## [Exercise data]
-=-=-

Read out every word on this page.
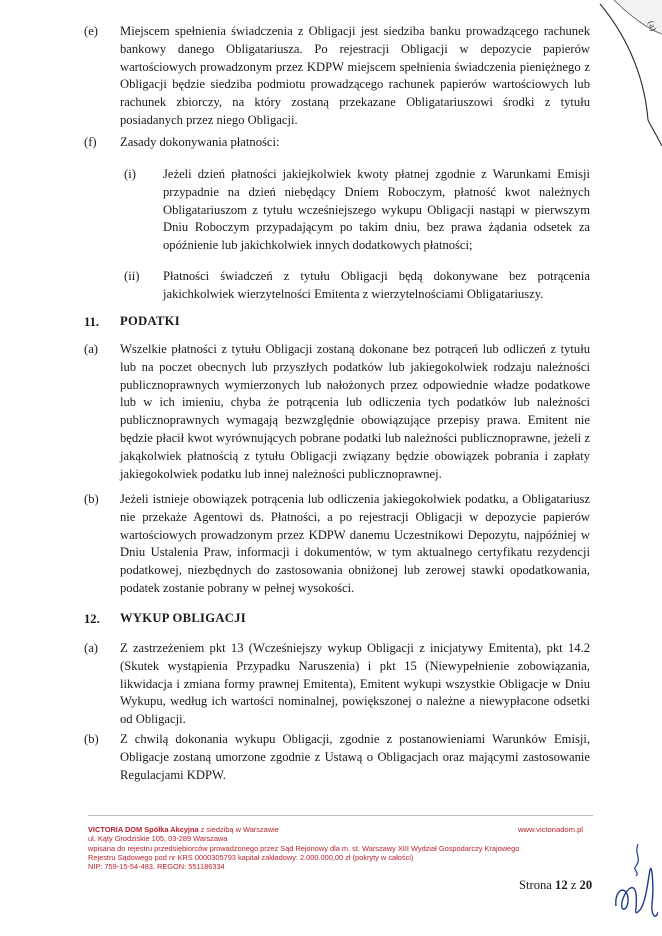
(a)
(e) Miejscem spełnienia świadczenia z Obligacji jest siedziba banku prowadzącego rachunek bankowy danego Obligatariusza. Po rejestracji Obligacji w depozycie papierów wartościowych prowadzonym przez KDPW miejscem spełnienia świadczenia pieniężnego z Obligacji będzie siedziba podmiotu prowadzącego rachunek papierów wartościowych lub rachunek zbiorczy, na który zostaną przekazane Obligatariuszowi środki z tytułu posiadanych przez niego Obligacji.

(f) Zasady dokonywania płatności:

(i) Jeżeli dzień płatności jakiejkolwiek kwoty płatnej zgodnie z Warunkami Emisji przypadnie na dzień niebędący Dniem Roboczym, płatność kwot należnych Obligatariuszom z tytułu wcześniejszego wykupu Obligacji nastąpi w pierwszym Dniu Roboczym przypadającym po takim dniu, bez prawa żądania odsetek za opóźnienie lub jakichkolwiek innych dodatkowych płatności;

(ii) Płatności świadczeń z tytułu Obligacji będą dokonywane bez potrącenia jakichkolwiek wierzytelności Emitenta z wierzytelnościami Obligatariuszy.

11. PODATKI
(a) Wszelkie płatności z tytułu Obligacji zostaną dokonane bez potrąceń lub odliczeń z tytułu lub na poczet obecnych lub przyszłych podatków lub jakiegokolwiek rodzaju należności publicznoprawnych wymierzonych lub nałożonych przez odpowiednie władze podatkowe lub w ich imieniu, chyba że potrącenia lub odliczenia tych podatków lub należności publicznoprawnych wymagają bezwzględnie obowiązujące przepisy prawa. Emitent nie będzie płacił kwot wyrównujących pobrane podatki lub należności publicznoprawne, jeżeli z jakąkolwiek płatnością z tytułu Obligacji związany będzie obowiązek pobrania i zapłaty jakiegokolwiek podatku lub innej należności publicznoprawnej.

(b) Jeżeli istnieje obowiązek potrącenia lub odliczenia jakiegokolwiek podatku, a Obligatariusz nie przekaże Agentowi ds. Płatności, a po rejestracji Obligacji w depozycie papierów wartościowych prowadzonym przez KDPW danemu Uczestnikowi Depozytu, najpóźniej w Dniu Ustalenia Praw, informacji i dokumentów, w tym aktualnego certyfikatu rezydencji podatkowej, niezbędnych do zastosowania obniżonej lub zerowej stawki opodatkowania, podatek zostanie pobrany w pełnej wysokości.

12. WYKUP OBLIGACJI
(a) Z zastrzeżeniem pkt 13 (Wcześniejszy wykup Obligacji z inicjatywy Emitenta), pkt 14.2 (Skutek wystąpienia Przypadku Naruszenia) i pkt 15 (Niewypełnienie zobowiązania, likwidacja i zmiana formy prawnej Emitenta), Emitent wykupi wszystkie Obligacje w Dniu Wykupu, według ich wartości nominalnej, powiększonej o należne a niewypłacone odsetki od Obligacji.

(b) Z chwilą dokonania wykupu Obligacji, zgodnie z postanowieniami Warunków Emisji, Obligacje zostaną umorzone zgodnie z Ustawą o Obligacjach oraz mającymi zastosowanie Regulacjami KDPW.

VICTORIA DOM Spółka Akcyjna z siedzibą w Warszawie	www.victoriadom.pl
ul. Kąty Grodziskie 105, 03-289 Warszawa
wpisana do rejestru przedsiębiorców prowadzonego przez Sąd Rejonowy dla m. st. Warszawy XIII Wydział Gospodarczy Krajowego
Rejestru Sądowego pod nr KRS 0000305793 kapitał zakładowy: 2.000.000,00 zł (pokryty w całości)
NIP: 759-15-54-483, REGON: 551186334
Strona 12 z 20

-=-=-

## [Aim]
Write the listing out a second time exactly, dropping all images.

## [Reply]
Read out every word on this page.
(a)
(e) Miejscem spełnienia świadczenia z Obligacji jest siedziba banku prowadzącego rachunek bankowy danego Obligatariusza. Po rejestracji Obligacji w depozycie papierów wartościowych prowadzonym przez KDPW miejscem spełnienia świadczenia pieniężnego z Obligacji będzie siedziba podmiotu prowadzącego rachunek papierów wartościowych lub rachunek zbiorczy, na który zostaną przekazane Obligatariuszowi środki z tytułu posiadanych przez niego Obligacji.

(f) Zasady dokonywania płatności:

(i) Jeżeli dzień płatności jakiejkolwiek kwoty płatnej zgodnie z Warunkami Emisji przypadnie na dzień niebędący Dniem Roboczym, płatność kwot należnych Obligatariuszom z tytułu wcześniejszego wykupu Obligacji nastąpi w pierwszym Dniu Roboczym przypadającym po takim dniu, bez prawa żądania odsetek za opóźnienie lub jakichkolwiek innych dodatkowych płatności;

(ii) Płatności świadczeń z tytułu Obligacji będą dokonywane bez potrącenia jakichkolwiek wierzytelności Emitenta z wierzytelnościami Obligatariuszy.

11. PODATKI
(a) Wszelkie płatności z tytułu Obligacji zostaną dokonane bez potrąceń lub odliczeń z tytułu lub na poczet obecnych lub przyszłych podatków lub jakiegokolwiek rodzaju należności publicznoprawnych wymierzonych lub nałożonych przez odpowiednie władze podatkowe lub w ich imieniu, chyba że potrącenia lub odliczenia tych podatków lub należności publicznoprawnych wymagają bezwzględnie obowiązujące przepisy prawa. Emitent nie będzie płacił kwot wyrównujących pobrane podatki lub należności publicznoprawne, jeżeli z jakąkolwiek płatnością z tytułu Obligacji związany będzie obowiązek pobrania i zapłaty jakiegokolwiek podatku lub innej należności publicznoprawnej.

(b) Jeżeli istnieje obowiązek potrącenia lub odliczenia jakiegokolwiek podatku, a Obligatariusz nie przekaże Agentowi ds. Płatności, a po rejestracji Obligacji w depozycie papierów wartościowych prowadzonym przez KDPW danemu Uczestnikowi Depozytu, najpóźniej w Dniu Ustalenia Praw, informacji i dokumentów, w tym aktualnego certyfikatu rezydencji podatkowej, niezbędnych do zastosowania obniżonej lub zerowej stawki opodatkowania, podatek zostanie pobrany w pełnej wysokości.

12. WYKUP OBLIGACJI
(a) Z zastrzeżeniem pkt 13 (Wcześniejszy wykup Obligacji z inicjatywy Emitenta), pkt 14.2 (Skutek wystąpienia Przypadku Naruszenia) i pkt 15 (Niewypełnienie zobowiązania, likwidacja i zmiana formy prawnej Emitenta), Emitent wykupi wszystkie Obligacje w Dniu Wykupu, według ich wartości nominalnej, powiększonej o należne a niewypłacone odsetki od Obligacji.

(b) Z chwilą dokonania wykupu Obligacji, zgodnie z postanowieniami Warunków Emisji, Obligacje zostaną umorzone zgodnie z Ustawą o Obligacjach oraz mającymi zastosowanie Regulacjami KDPW.

VICTORIA DOM Spółka Akcyjna z siedzibą w Warszawie	www.victoriadom.pl
ul. Kąty Grodziskie 105, 03-289 Warszawa
wpisana do rejestru przedsiębiorców prowadzonego przez Sąd Rejonowy dla m. st. Warszawy XIII Wydział Gospodarczy Krajowego
Rejestru Sądowego pod nr KRS 0000305793 kapitał zakładowy: 2.000.000,00 zł (pokryty w całości)
NIP: 759-15-54-483, REGON: 551186334
Strona 12 z 20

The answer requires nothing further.